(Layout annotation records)
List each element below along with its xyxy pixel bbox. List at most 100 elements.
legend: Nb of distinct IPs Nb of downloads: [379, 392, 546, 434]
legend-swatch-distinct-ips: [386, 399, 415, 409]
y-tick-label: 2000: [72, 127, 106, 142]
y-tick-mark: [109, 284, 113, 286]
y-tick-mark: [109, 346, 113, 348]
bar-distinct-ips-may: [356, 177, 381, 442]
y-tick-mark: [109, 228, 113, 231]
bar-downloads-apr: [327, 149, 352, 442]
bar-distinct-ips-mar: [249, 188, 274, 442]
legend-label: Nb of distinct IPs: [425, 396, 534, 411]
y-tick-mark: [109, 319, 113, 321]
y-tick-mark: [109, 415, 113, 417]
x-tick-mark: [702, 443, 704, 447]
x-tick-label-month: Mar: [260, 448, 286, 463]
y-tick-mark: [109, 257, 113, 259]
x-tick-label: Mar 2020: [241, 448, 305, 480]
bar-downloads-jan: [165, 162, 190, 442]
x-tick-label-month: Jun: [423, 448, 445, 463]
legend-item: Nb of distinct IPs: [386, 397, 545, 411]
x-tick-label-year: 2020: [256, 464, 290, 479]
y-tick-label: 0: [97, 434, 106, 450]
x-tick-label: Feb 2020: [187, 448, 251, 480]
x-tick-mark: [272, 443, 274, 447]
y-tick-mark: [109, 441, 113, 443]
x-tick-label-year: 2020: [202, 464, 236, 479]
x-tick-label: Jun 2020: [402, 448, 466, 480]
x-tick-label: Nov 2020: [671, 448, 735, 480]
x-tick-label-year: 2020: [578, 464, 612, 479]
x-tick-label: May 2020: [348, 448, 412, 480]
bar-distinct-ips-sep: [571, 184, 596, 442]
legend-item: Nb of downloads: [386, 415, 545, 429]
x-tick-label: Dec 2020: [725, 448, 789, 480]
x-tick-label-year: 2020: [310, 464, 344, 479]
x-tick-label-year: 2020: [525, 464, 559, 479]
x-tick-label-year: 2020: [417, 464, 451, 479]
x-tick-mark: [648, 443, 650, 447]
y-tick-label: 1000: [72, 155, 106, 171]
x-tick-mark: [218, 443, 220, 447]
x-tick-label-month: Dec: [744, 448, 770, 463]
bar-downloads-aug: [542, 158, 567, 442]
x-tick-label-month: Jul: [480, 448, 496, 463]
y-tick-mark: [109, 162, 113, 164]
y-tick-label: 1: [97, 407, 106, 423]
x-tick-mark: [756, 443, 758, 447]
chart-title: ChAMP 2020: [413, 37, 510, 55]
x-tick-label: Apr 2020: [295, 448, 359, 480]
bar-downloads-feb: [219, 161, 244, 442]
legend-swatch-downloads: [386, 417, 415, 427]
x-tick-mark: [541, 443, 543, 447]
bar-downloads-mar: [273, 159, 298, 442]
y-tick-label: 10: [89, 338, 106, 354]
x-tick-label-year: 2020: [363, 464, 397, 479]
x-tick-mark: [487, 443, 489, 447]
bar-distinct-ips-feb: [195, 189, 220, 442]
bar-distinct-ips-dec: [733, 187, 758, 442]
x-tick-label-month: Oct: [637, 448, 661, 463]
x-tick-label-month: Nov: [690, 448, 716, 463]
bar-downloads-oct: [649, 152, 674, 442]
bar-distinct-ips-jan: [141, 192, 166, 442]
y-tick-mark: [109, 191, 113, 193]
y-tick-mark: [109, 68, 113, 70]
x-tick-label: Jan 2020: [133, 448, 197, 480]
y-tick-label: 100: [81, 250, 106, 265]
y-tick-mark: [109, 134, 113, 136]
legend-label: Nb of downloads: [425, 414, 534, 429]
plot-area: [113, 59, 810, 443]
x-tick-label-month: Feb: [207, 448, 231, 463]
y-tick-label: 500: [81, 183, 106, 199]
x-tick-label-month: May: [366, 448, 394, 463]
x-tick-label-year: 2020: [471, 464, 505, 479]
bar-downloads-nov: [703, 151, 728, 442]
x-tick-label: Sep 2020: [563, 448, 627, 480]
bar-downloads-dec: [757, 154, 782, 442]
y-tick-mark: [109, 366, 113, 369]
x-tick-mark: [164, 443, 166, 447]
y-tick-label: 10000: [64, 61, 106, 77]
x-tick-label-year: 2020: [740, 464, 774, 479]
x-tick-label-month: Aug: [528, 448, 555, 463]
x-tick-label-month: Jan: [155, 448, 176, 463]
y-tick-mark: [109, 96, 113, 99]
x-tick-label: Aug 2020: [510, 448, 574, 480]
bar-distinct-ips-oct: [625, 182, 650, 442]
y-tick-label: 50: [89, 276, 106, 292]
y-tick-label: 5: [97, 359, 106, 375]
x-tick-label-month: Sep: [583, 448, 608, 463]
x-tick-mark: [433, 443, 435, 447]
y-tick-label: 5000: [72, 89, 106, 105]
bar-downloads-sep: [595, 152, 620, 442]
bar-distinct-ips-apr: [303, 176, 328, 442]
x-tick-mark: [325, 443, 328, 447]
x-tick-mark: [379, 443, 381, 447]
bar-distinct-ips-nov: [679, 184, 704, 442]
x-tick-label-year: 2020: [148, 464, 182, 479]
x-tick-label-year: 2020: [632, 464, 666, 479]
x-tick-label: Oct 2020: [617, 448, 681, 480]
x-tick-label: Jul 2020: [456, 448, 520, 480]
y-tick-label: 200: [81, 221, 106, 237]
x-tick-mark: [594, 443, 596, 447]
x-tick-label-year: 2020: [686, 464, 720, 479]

Directions
Write out the records from their first line through the line holding "y-tick-mark: [109, 441, 113, 443]", including both.

Solved problem
List each element below along with its xyxy pixel bbox. List at most 100 elements.
legend: Nb of distinct IPs Nb of downloads: [379, 392, 546, 434]
legend-swatch-distinct-ips: [386, 399, 415, 409]
y-tick-label: 2000: [72, 127, 106, 142]
y-tick-mark: [109, 284, 113, 286]
y-tick-mark: [109, 346, 113, 348]
bar-distinct-ips-may: [356, 177, 381, 442]
y-tick-mark: [109, 228, 113, 231]
bar-downloads-apr: [327, 149, 352, 442]
bar-distinct-ips-mar: [249, 188, 274, 442]
legend-label: Nb of distinct IPs: [425, 396, 534, 411]
y-tick-mark: [109, 319, 113, 321]
y-tick-mark: [109, 415, 113, 417]
x-tick-mark: [702, 443, 704, 447]
x-tick-label-month: Mar: [260, 448, 286, 463]
y-tick-mark: [109, 257, 113, 259]
x-tick-label: Mar 2020: [241, 448, 305, 480]
bar-downloads-jan: [165, 162, 190, 442]
x-tick-label-month: Jun: [423, 448, 445, 463]
legend-item: Nb of distinct IPs: [386, 397, 545, 411]
x-tick-label-year: 2020: [256, 464, 290, 479]
y-tick-label: 0: [97, 434, 106, 450]
x-tick-label: Feb 2020: [187, 448, 251, 480]
x-tick-mark: [272, 443, 274, 447]
y-tick-mark: [109, 441, 113, 443]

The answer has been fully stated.